Given entries ::
—————
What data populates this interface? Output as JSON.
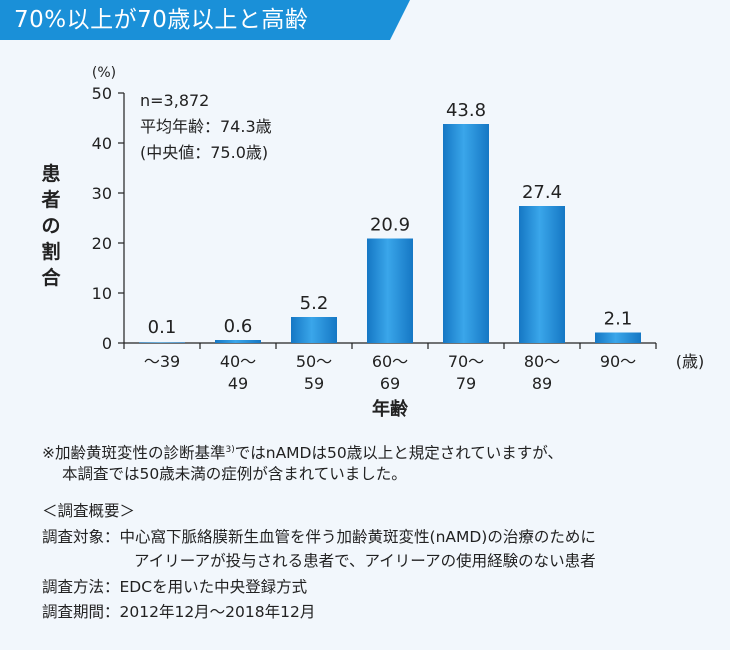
{
  "banner": {
    "title": "70%以上が70歳以上と高齢",
    "color": "#1a90d8"
  },
  "chart_data": {
    "type": "bar",
    "categories": [
      [
        "〜39"
      ],
      [
        "40〜",
        "49"
      ],
      [
        "50〜",
        "59"
      ],
      [
        "60〜",
        "69"
      ],
      [
        "70〜",
        "79"
      ],
      [
        "80〜",
        "89"
      ],
      [
        "90〜"
      ]
    ],
    "values": [
      0.1,
      0.6,
      5.2,
      20.9,
      43.8,
      27.4,
      2.1
    ],
    "value_labels": [
      "0.1",
      "0.6",
      "5.2",
      "20.9",
      "43.8",
      "27.4",
      "2.1"
    ],
    "ylim": [
      0,
      50
    ],
    "yticks": [
      "0",
      "10",
      "20",
      "30",
      "40",
      "50"
    ],
    "ylabel": "患者の割合",
    "yunit": "(%)",
    "xlabel": "年齢",
    "xunit": "(歳)",
    "bar_color": "#1f8fd6",
    "annotation": [
      "n=3,872",
      "平均年齢：74.3歳",
      "(中央値：75.0歳)"
    ]
  },
  "footnote": {
    "line1": "※加齢黄斑変性の診断基準",
    "ref": "3)",
    "line1b": "ではnAMDは50歳以上と規定されていますが、",
    "line2": "本調査では50歳未満の症例が含まれていました。"
  },
  "overview": {
    "heading": "＜調査概要＞",
    "target_label": "調査対象：",
    "target_line1": "中心窩下脈絡膜新生血管を伴う加齢黄斑変性(nAMD)の治療のために",
    "target_line2": "アイリーアが投与される患者で、アイリーアの使用経験のない患者",
    "method_label": "調査方法：",
    "method": "EDCを用いた中央登録方式",
    "period_label": "調査期間：",
    "period": "2012年12月〜2018年12月"
  }
}
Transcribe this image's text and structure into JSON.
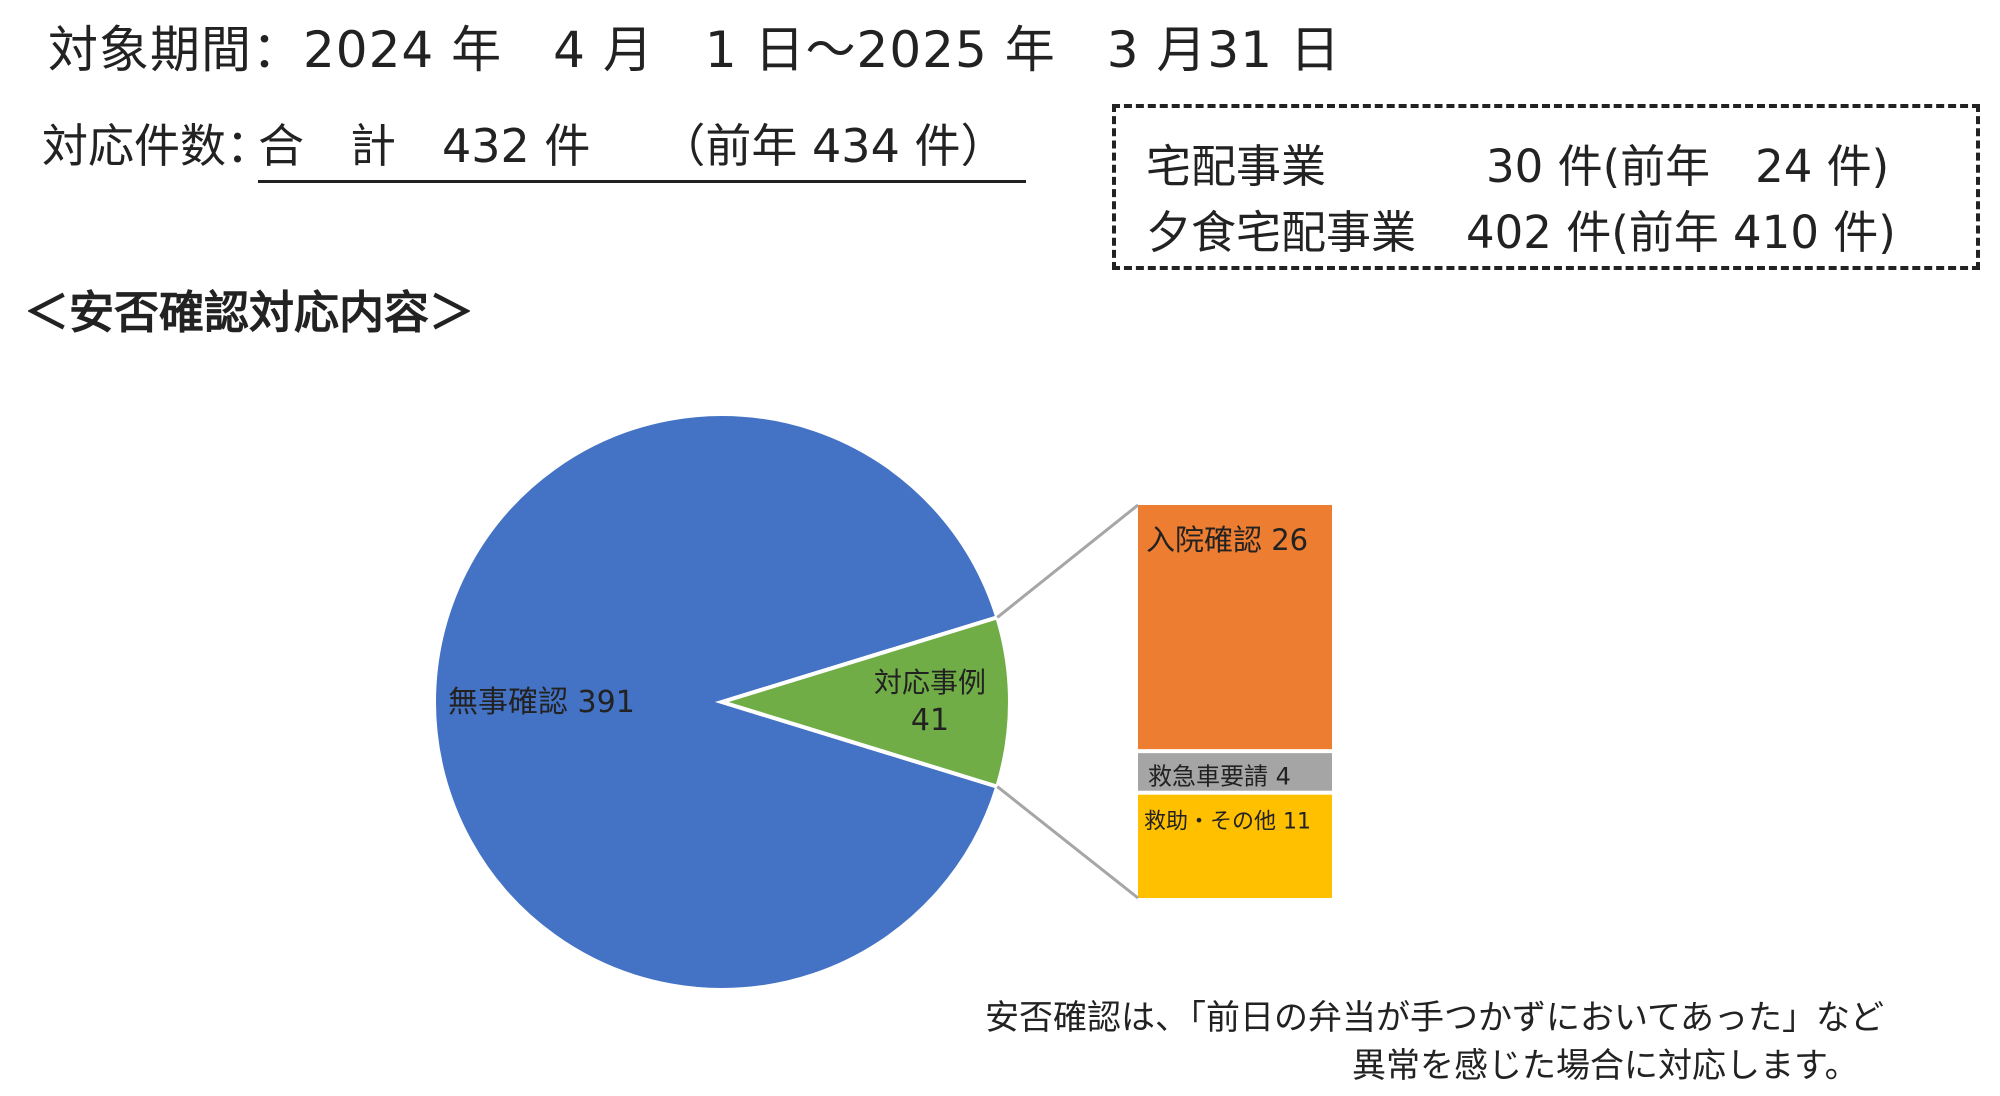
{
  "header": {
    "period": "対象期間：2024 年　4 月　1 日～2025 年　3 月31 日",
    "count_label": "対応件数：",
    "count_value": "合　計　432 件　　（前年 434 件）"
  },
  "breakdown": {
    "items": [
      {
        "name": "宅配事業",
        "value": "30 件(前年　24 件)"
      },
      {
        "name": "夕食宅配事業",
        "value": "402 件(前年 410 件)"
      }
    ]
  },
  "section_title": "＜安否確認対応内容＞",
  "chart_data": {
    "type": "bar-of-pie",
    "pie": {
      "slices": [
        {
          "label": "無事確認",
          "value": 391,
          "display": "無事確認 391",
          "color": "#4472C4"
        },
        {
          "label": "対応事例",
          "value": 41,
          "display_name": "対応事例",
          "display_value": "41",
          "color": "#70AD47"
        }
      ]
    },
    "bar": {
      "segments": [
        {
          "label": "入院確認",
          "value": 26,
          "display": "入院確認  26",
          "color": "#ED7D31"
        },
        {
          "label": "救急車要請",
          "value": 4,
          "display": "救急車要請  4",
          "color": "#A5A5A5"
        },
        {
          "label": "救助・その他",
          "value": 11,
          "display": "救助・その他  11",
          "color": "#FFC000"
        }
      ]
    }
  },
  "note": {
    "line1": "安否確認は、「前日の弁当が手つかずにおいてあった」など",
    "line2": "異常を感じた場合に対応します。"
  }
}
—————
What to do :: Omit each picture, then return all of the listing exactly as it stands.

The solution ::
What data populates this interface? Output as JSON.
{
  "banner": {
    "title": "70%以上が70歳以上と高齢",
    "color": "#1a90d8"
  },
  "chart_data": {
    "type": "bar",
    "categories": [
      [
        "〜39"
      ],
      [
        "40〜",
        "49"
      ],
      [
        "50〜",
        "59"
      ],
      [
        "60〜",
        "69"
      ],
      [
        "70〜",
        "79"
      ],
      [
        "80〜",
        "89"
      ],
      [
        "90〜"
      ]
    ],
    "values": [
      0.1,
      0.6,
      5.2,
      20.9,
      43.8,
      27.4,
      2.1
    ],
    "value_labels": [
      "0.1",
      "0.6",
      "5.2",
      "20.9",
      "43.8",
      "27.4",
      "2.1"
    ],
    "ylim": [
      0,
      50
    ],
    "yticks": [
      "0",
      "10",
      "20",
      "30",
      "40",
      "50"
    ],
    "ylabel": "患者の割合",
    "yunit": "(%)",
    "xlabel": "年齢",
    "xunit": "(歳)",
    "bar_color": "#1f8fd6",
    "annotation": [
      "n=3,872",
      "平均年齢：74.3歳",
      "(中央値：75.0歳)"
    ]
  },
  "footnote": {
    "line1": "※加齢黄斑変性の診断基準",
    "ref": "3)",
    "line1b": "ではnAMDは50歳以上と規定されていますが、",
    "line2": "本調査では50歳未満の症例が含まれていました。"
  },
  "overview": {
    "heading": "＜調査概要＞",
    "target_label": "調査対象：",
    "target_line1": "中心窩下脈絡膜新生血管を伴う加齢黄斑変性(nAMD)の治療のために",
    "target_line2": "アイリーアが投与される患者で、アイリーアの使用経験のない患者",
    "method_label": "調査方法：",
    "method": "EDCを用いた中央登録方式",
    "period_label": "調査期間：",
    "period": "2012年12月〜2018年12月"
  }
}
Transcribe this image's text and structure into JSON.
{
  "header": {
    "period": "対象期間：2024 年　4 月　1 日～2025 年　3 月31 日",
    "count_label": "対応件数：",
    "count_value": "合　計　432 件　　（前年 434 件）"
  },
  "breakdown": {
    "items": [
      {
        "name": "宅配事業",
        "value": "30 件(前年　24 件)"
      },
      {
        "name": "夕食宅配事業",
        "value": "402 件(前年 410 件)"
      }
    ]
  },
  "section_title": "＜安否確認対応内容＞",
  "chart_data": {
    "type": "bar-of-pie",
    "pie": {
      "slices": [
        {
          "label": "無事確認",
          "value": 391,
          "display": "無事確認 391",
          "color": "#4472C4"
        },
        {
          "label": "対応事例",
          "value": 41,
          "display_name": "対応事例",
          "display_value": "41",
          "color": "#70AD47"
        }
      ]
    },
    "bar": {
      "segments": [
        {
          "label": "入院確認",
          "value": 26,
          "display": "入院確認  26",
          "color": "#ED7D31"
        },
        {
          "label": "救急車要請",
          "value": 4,
          "display": "救急車要請  4",
          "color": "#A5A5A5"
        },
        {
          "label": "救助・その他",
          "value": 11,
          "display": "救助・その他  11",
          "color": "#FFC000"
        }
      ]
    }
  },
  "note": {
    "line1": "安否確認は、「前日の弁当が手つかずにおいてあった」など",
    "line2": "異常を感じた場合に対応します。"
  }
}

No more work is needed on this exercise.